---- INPUT RECORDS

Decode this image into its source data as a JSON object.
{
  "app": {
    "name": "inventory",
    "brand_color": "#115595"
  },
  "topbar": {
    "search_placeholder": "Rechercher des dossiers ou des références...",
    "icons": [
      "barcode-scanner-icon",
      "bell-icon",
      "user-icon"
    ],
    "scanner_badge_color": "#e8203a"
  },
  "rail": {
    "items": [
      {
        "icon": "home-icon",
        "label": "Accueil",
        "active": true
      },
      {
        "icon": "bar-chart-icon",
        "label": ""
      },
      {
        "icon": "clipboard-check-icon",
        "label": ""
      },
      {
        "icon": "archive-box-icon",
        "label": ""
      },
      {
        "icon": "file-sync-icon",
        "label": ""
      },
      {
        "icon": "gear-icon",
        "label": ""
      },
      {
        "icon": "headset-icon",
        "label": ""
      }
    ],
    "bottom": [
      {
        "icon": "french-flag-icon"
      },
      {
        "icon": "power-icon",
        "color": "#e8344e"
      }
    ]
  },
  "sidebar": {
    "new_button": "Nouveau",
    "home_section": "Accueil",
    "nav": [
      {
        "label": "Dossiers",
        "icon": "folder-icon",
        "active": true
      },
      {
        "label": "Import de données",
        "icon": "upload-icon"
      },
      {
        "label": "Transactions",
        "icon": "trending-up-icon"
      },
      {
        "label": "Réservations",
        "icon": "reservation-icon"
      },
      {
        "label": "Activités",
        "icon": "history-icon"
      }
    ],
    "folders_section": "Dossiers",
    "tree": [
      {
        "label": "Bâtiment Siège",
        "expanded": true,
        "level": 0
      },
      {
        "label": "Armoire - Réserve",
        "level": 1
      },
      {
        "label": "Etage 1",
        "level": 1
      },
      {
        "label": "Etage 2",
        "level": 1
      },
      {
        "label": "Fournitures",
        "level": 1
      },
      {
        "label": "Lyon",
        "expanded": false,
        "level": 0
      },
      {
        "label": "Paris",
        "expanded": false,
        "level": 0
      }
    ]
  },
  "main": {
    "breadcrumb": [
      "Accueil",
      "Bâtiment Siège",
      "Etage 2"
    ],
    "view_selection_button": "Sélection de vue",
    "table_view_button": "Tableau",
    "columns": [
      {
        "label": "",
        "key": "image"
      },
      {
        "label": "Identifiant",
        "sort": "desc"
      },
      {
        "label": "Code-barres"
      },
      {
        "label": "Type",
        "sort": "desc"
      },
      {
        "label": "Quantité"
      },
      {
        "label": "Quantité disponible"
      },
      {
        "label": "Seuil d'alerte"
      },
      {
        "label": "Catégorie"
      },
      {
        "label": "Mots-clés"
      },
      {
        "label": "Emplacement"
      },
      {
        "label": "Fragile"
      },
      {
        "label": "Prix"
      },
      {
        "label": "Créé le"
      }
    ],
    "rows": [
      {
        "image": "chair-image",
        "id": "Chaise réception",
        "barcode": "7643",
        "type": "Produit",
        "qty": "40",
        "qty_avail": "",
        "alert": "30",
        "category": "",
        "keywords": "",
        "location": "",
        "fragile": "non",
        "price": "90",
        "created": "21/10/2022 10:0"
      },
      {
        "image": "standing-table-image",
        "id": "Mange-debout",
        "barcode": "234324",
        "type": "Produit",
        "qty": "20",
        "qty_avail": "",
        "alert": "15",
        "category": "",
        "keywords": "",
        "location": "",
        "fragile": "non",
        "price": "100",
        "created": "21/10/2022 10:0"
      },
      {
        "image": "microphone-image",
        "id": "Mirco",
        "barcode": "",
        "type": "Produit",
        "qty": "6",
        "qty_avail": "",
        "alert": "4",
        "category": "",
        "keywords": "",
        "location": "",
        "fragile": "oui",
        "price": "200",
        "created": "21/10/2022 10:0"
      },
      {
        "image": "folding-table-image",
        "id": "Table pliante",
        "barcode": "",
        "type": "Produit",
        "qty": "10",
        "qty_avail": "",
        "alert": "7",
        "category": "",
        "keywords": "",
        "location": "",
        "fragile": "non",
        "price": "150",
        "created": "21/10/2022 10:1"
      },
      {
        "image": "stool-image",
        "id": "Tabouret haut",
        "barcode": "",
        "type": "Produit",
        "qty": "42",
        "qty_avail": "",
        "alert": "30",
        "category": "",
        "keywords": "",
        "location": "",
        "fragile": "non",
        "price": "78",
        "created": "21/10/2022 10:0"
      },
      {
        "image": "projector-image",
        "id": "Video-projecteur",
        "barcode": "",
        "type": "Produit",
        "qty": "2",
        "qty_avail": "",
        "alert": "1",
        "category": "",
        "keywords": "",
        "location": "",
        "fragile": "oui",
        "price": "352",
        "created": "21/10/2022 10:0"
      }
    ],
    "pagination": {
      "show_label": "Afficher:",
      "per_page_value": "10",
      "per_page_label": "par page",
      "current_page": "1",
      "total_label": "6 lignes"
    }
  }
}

--------

* [GOAL]: Report how many lines of the listing above include the word "price". Say nothing but the number.

* [WRITTEN SOLUTION]: 6